»»
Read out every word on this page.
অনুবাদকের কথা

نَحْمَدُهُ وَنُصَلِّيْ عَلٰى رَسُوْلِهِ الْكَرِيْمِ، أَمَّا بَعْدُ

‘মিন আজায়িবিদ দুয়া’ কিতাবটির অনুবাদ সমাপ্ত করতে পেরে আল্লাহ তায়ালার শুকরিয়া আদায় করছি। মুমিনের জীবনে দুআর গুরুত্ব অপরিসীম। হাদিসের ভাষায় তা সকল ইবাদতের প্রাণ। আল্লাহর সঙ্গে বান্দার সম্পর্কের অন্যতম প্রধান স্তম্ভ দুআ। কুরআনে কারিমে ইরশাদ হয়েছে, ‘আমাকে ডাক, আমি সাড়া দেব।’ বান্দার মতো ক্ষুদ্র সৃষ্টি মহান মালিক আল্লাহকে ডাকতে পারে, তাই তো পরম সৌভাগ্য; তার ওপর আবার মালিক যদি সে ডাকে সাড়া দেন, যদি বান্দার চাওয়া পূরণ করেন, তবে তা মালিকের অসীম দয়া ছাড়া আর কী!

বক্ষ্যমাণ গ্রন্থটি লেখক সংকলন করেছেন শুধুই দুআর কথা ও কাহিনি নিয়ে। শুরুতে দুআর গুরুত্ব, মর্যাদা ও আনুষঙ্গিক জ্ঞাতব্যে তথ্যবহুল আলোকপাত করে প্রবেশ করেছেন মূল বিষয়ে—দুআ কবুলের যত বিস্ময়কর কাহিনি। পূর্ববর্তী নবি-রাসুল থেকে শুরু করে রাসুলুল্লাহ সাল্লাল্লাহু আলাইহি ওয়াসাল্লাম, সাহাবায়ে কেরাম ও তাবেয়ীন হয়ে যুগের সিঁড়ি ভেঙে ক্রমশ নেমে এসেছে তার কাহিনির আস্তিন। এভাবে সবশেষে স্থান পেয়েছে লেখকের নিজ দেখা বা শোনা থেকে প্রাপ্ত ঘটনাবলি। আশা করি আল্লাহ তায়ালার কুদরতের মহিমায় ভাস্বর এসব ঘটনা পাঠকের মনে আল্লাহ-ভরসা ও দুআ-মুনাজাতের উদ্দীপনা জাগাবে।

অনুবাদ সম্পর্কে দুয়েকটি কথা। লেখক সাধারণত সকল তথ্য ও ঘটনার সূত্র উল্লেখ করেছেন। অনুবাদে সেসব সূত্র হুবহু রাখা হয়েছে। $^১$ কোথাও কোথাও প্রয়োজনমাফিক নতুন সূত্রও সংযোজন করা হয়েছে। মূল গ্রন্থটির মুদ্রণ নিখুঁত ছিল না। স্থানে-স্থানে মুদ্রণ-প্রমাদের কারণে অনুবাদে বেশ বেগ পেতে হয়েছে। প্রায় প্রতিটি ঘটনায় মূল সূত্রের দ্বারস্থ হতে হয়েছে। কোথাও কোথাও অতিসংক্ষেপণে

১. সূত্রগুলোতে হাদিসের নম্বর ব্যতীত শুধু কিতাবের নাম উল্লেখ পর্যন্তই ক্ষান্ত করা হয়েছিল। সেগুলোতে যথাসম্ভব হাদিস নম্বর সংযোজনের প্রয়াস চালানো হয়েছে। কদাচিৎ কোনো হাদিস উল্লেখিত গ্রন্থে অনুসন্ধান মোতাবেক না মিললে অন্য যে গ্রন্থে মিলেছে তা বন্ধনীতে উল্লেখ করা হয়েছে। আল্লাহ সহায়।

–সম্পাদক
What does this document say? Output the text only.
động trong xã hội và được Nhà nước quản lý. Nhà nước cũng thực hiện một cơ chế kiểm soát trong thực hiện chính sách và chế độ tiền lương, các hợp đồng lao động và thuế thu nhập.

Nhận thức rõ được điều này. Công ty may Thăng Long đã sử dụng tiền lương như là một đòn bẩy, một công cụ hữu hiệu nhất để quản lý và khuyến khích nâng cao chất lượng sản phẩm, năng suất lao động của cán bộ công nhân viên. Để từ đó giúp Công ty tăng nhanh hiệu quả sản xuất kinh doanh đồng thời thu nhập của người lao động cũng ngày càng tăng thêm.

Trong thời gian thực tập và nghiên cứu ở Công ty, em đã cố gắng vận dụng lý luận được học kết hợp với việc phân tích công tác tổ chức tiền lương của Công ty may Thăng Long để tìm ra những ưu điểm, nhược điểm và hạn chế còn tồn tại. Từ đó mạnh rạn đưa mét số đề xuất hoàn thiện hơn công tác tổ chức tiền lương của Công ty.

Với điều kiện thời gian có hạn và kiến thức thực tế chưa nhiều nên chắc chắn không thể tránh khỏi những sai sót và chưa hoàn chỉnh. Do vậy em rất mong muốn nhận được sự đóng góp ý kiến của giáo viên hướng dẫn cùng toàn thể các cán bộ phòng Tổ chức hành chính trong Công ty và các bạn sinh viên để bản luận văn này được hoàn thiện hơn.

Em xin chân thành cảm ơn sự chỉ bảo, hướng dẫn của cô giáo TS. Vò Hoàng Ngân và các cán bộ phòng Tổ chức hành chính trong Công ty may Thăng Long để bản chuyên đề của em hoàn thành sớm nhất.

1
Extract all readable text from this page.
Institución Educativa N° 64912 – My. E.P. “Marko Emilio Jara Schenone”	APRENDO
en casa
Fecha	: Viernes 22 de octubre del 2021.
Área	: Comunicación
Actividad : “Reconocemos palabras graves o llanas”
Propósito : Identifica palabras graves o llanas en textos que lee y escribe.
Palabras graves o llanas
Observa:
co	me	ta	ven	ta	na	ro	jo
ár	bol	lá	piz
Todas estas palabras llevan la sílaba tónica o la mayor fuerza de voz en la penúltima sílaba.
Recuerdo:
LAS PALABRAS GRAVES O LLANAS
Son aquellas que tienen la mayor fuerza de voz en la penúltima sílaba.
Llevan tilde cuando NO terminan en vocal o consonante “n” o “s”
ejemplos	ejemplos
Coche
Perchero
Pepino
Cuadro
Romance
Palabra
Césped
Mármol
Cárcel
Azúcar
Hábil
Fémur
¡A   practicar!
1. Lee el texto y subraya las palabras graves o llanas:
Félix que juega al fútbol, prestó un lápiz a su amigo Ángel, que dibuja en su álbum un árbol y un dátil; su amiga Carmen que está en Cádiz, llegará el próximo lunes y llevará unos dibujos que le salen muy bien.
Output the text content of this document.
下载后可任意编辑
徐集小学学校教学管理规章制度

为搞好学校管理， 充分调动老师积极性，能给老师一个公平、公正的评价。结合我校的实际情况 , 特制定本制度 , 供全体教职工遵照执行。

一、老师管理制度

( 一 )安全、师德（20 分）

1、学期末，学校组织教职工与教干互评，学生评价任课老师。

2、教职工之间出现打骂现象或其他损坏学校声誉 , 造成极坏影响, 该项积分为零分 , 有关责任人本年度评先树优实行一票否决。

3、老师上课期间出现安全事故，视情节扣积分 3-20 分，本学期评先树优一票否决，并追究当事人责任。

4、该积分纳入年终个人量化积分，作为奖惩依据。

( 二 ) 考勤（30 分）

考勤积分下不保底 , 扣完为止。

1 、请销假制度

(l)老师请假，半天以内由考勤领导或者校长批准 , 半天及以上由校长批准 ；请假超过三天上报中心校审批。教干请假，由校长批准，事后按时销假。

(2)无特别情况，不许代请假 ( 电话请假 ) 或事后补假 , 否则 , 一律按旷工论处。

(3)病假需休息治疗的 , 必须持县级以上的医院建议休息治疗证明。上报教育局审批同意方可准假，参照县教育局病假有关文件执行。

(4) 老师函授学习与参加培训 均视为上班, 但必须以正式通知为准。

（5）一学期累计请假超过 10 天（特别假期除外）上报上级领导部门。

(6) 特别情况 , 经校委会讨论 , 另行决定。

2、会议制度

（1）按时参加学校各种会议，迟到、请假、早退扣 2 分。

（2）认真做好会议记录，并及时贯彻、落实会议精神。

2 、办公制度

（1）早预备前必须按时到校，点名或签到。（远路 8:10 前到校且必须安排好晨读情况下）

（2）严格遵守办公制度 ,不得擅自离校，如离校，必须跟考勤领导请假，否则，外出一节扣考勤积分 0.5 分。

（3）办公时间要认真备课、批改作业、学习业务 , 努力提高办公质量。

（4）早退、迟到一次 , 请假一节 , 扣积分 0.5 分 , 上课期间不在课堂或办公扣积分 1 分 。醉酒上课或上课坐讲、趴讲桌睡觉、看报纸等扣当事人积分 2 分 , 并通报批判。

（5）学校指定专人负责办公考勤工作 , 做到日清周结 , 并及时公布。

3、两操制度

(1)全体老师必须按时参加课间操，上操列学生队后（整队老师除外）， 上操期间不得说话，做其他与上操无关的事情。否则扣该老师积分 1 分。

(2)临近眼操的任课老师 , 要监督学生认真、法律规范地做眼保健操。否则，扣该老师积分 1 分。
««
Problem details -
Starting at the line that contains "Output the text content of this document.", write out every line to the end of the entries, exactly as given.

Expected answer -
Output the text content of this document.
下载后可任意编辑
徐集小学学校教学管理规章制度

为搞好学校管理， 充分调动老师积极性，能给老师一个公平、公正的评价。结合我校的实际情况 , 特制定本制度 , 供全体教职工遵照执行。

一、老师管理制度

( 一 )安全、师德（20 分）

1、学期末，学校组织教职工与教干互评，学生评价任课老师。

2、教职工之间出现打骂现象或其他损坏学校声誉 , 造成极坏影响, 该项积分为零分 , 有关责任人本年度评先树优实行一票否决。

3、老师上课期间出现安全事故，视情节扣积分 3-20 分，本学期评先树优一票否决，并追究当事人责任。

4、该积分纳入年终个人量化积分，作为奖惩依据。

( 二 ) 考勤（30 分）

考勤积分下不保底 , 扣完为止。

1 、请销假制度

(l)老师请假，半天以内由考勤领导或者校长批准 , 半天及以上由校长批准 ；请假超过三天上报中心校审批。教干请假，由校长批准，事后按时销假。

(2)无特别情况，不许代请假 ( 电话请假 ) 或事后补假 , 否则 , 一律按旷工论处。

(3)病假需休息治疗的 , 必须持县级以上的医院建议休息治疗证明。上报教育局审批同意方可准假，参照县教育局病假有关文件执行。

(4) 老师函授学习与参加培训 均视为上班, 但必须以正式通知为准。

（5）一学期累计请假超过 10 天（特别假期除外）上报上级领导部门。

(6) 特别情况 , 经校委会讨论 , 另行决定。

2、会议制度

（1）按时参加学校各种会议，迟到、请假、早退扣 2 分。

（2）认真做好会议记录，并及时贯彻、落实会议精神。

2 、办公制度

（1）早预备前必须按时到校，点名或签到。（远路 8:10 前到校且必须安排好晨读情况下）

（2）严格遵守办公制度 ,不得擅自离校，如离校，必须跟考勤领导请假，否则，外出一节扣考勤积分 0.5 分。

（3）办公时间要认真备课、批改作业、学习业务 , 努力提高办公质量。

（4）早退、迟到一次 , 请假一节 , 扣积分 0.5 分 , 上课期间不在课堂或办公扣积分 1 分 。醉酒上课或上课坐讲、趴讲桌睡觉、看报纸等扣当事人积分 2 分 , 并通报批判。

（5）学校指定专人负责办公考勤工作 , 做到日清周结 , 并及时公布。

3、两操制度

(1)全体老师必须按时参加课间操，上操列学生队后（整队老师除外）， 上操期间不得说话，做其他与上操无关的事情。否则扣该老师积分 1 分。

(2)临近眼操的任课老师 , 要监督学生认真、法律规范地做眼保健操。否则，扣该老师积分 1 分。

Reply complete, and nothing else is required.